* _GOAL OF THE EXERCISE_
Select all lines in the records that include "name".

* _SUPPLIED RECORDS_
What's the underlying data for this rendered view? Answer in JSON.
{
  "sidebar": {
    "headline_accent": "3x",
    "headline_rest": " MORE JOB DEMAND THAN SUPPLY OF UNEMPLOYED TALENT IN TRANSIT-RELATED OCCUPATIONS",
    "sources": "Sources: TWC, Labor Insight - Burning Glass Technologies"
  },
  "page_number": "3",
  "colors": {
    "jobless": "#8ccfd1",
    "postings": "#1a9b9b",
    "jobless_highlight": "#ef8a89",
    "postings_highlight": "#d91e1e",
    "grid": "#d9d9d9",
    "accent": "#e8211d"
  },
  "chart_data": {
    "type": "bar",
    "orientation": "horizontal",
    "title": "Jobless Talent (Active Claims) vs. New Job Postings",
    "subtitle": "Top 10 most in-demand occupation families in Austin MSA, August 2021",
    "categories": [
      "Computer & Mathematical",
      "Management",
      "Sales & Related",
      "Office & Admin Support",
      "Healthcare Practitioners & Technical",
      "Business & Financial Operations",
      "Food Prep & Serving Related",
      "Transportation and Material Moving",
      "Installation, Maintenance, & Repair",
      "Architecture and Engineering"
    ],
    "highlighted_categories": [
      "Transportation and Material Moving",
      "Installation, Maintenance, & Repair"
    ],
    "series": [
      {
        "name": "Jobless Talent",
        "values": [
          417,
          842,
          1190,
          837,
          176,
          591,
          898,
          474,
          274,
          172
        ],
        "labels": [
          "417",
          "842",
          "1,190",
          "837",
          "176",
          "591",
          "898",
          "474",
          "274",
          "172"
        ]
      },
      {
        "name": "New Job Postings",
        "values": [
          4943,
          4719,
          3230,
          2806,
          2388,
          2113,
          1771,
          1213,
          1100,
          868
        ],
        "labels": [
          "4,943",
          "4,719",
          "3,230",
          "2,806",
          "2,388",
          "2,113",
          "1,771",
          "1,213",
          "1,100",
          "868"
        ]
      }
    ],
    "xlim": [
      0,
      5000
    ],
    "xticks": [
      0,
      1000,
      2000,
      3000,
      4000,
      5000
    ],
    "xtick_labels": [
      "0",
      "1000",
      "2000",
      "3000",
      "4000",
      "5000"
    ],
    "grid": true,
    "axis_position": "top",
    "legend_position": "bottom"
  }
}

* _WRITTEN REPLY_
        "name": "Jobless Talent",
        "name": "New Job Postings",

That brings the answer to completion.